Write out every single entry exactly.
---- INFORMATION PROVIDED
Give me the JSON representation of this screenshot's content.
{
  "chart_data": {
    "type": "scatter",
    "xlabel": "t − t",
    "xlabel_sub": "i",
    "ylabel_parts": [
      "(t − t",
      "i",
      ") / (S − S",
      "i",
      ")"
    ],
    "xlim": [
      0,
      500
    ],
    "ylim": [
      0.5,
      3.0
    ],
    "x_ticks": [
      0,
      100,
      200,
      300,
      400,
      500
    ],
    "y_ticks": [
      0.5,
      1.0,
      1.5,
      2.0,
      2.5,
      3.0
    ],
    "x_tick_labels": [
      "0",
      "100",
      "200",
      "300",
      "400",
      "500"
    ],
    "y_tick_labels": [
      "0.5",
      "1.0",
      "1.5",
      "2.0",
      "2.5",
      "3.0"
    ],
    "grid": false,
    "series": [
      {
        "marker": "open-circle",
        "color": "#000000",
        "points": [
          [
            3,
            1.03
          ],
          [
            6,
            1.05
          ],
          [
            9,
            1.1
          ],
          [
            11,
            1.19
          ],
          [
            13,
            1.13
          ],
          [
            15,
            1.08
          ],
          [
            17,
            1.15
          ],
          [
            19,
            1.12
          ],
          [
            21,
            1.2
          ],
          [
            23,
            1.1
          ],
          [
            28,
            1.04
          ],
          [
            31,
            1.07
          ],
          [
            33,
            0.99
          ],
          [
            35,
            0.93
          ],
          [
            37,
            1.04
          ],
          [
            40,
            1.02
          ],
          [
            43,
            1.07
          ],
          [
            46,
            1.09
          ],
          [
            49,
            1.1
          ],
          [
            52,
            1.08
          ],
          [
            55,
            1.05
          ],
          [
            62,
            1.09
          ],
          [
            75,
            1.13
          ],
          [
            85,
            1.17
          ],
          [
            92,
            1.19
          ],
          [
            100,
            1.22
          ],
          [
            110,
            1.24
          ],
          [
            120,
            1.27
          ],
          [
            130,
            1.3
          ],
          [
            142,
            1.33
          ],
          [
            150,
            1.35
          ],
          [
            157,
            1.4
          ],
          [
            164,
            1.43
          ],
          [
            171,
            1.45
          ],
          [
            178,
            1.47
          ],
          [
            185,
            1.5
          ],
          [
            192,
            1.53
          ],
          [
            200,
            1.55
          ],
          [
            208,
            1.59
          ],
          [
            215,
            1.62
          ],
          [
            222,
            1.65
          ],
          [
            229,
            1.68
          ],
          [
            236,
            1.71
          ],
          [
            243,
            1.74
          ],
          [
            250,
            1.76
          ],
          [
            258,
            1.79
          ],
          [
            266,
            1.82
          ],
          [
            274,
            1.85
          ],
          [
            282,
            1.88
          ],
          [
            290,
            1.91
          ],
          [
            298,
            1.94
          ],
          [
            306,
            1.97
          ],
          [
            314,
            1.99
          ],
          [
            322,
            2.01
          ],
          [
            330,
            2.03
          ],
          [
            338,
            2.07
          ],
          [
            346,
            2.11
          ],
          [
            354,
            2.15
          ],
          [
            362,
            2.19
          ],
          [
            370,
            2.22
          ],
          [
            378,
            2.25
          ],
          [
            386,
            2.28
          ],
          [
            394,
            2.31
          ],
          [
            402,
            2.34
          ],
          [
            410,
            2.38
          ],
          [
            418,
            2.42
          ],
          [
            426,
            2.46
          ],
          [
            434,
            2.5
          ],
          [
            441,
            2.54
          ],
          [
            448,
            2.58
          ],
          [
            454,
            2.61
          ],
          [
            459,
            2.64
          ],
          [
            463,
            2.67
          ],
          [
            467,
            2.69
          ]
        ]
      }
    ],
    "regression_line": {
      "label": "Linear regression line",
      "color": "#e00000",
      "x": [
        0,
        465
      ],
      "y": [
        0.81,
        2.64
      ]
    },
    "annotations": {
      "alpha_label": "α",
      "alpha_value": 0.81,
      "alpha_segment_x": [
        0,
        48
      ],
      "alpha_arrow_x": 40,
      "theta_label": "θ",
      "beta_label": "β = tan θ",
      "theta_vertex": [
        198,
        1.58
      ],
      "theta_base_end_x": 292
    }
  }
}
--------
_SOLUTION FOR THIS TASK_.
Give me the JSON representation of this screenshot's content.
{
  "chart_data": {
    "type": "scatter",
    "xlabel": "t − t",
    "xlabel_sub": "i",
    "ylabel_parts": [
      "(t − t",
      "i",
      ") / (S − S",
      "i",
      ")"
    ],
    "xlim": [
      0,
      500
    ],
    "ylim": [
      0.5,
      3.0
    ],
    "x_ticks": [
      0,
      100,
      200,
      300,
      400,
      500
    ],
    "y_ticks": [
      0.5,
      1.0,
      1.5,
      2.0,
      2.5,
      3.0
    ],
    "x_tick_labels": [
      "0",
      "100",
      "200",
      "300",
      "400",
      "500"
    ],
    "y_tick_labels": [
      "0.5",
      "1.0",
      "1.5",
      "2.0",
      "2.5",
      "3.0"
    ],
    "grid": false,
    "series": [
      {
        "marker": "open-circle",
        "color": "#000000",
        "points": [
          [
            3,
            1.03
          ],
          [
            6,
            1.05
          ],
          [
            9,
            1.1
          ],
          [
            11,
            1.19
          ],
          [
            13,
            1.13
          ],
          [
            15,
            1.08
          ],
          [
            17,
            1.15
          ],
          [
            19,
            1.12
          ],
          [
            21,
            1.2
          ],
          [
            23,
            1.1
          ],
          [
            28,
            1.04
          ],
          [
            31,
            1.07
          ],
          [
            33,
            0.99
          ],
          [
            35,
            0.93
          ],
          [
            37,
            1.04
          ],
          [
            40,
            1.02
          ],
          [
            43,
            1.07
          ],
          [
            46,
            1.09
          ],
          [
            49,
            1.1
          ],
          [
            52,
            1.08
          ],
          [
            55,
            1.05
          ],
          [
            62,
            1.09
          ],
          [
            75,
            1.13
          ],
          [
            85,
            1.17
          ],
          [
            92,
            1.19
          ],
          [
            100,
            1.22
          ],
          [
            110,
            1.24
          ],
          [
            120,
            1.27
          ],
          [
            130,
            1.3
          ],
          [
            142,
            1.33
          ],
          [
            150,
            1.35
          ],
          [
            157,
            1.4
          ],
          [
            164,
            1.43
          ],
          [
            171,
            1.45
          ],
          [
            178,
            1.47
          ],
          [
            185,
            1.5
          ],
          [
            192,
            1.53
          ],
          [
            200,
            1.55
          ],
          [
            208,
            1.59
          ],
          [
            215,
            1.62
          ],
          [
            222,
            1.65
          ],
          [
            229,
            1.68
          ],
          [
            236,
            1.71
          ],
          [
            243,
            1.74
          ],
          [
            250,
            1.76
          ],
          [
            258,
            1.79
          ],
          [
            266,
            1.82
          ],
          [
            274,
            1.85
          ],
          [
            282,
            1.88
          ],
          [
            290,
            1.91
          ],
          [
            298,
            1.94
          ],
          [
            306,
            1.97
          ],
          [
            314,
            1.99
          ],
          [
            322,
            2.01
          ],
          [
            330,
            2.03
          ],
          [
            338,
            2.07
          ],
          [
            346,
            2.11
          ],
          [
            354,
            2.15
          ],
          [
            362,
            2.19
          ],
          [
            370,
            2.22
          ],
          [
            378,
            2.25
          ],
          [
            386,
            2.28
          ],
          [
            394,
            2.31
          ],
          [
            402,
            2.34
          ],
          [
            410,
            2.38
          ],
          [
            418,
            2.42
          ],
          [
            426,
            2.46
          ],
          [
            434,
            2.5
          ],
          [
            441,
            2.54
          ],
          [
            448,
            2.58
          ],
          [
            454,
            2.61
          ],
          [
            459,
            2.64
          ],
          [
            463,
            2.67
          ],
          [
            467,
            2.69
          ]
        ]
      }
    ],
    "regression_line": {
      "label": "Linear regression line",
      "color": "#e00000",
      "x": [
        0,
        465
      ],
      "y": [
        0.81,
        2.64
      ]
    },
    "annotations": {
      "alpha_label": "α",
      "alpha_value": 0.81,
      "alpha_segment_x": [
        0,
        48
      ],
      "alpha_arrow_x": 40,
      "theta_label": "θ",
      "beta_label": "β = tan θ",
      "theta_vertex": [
        198,
        1.58
      ],
      "theta_base_end_x": 292
    }
  }
}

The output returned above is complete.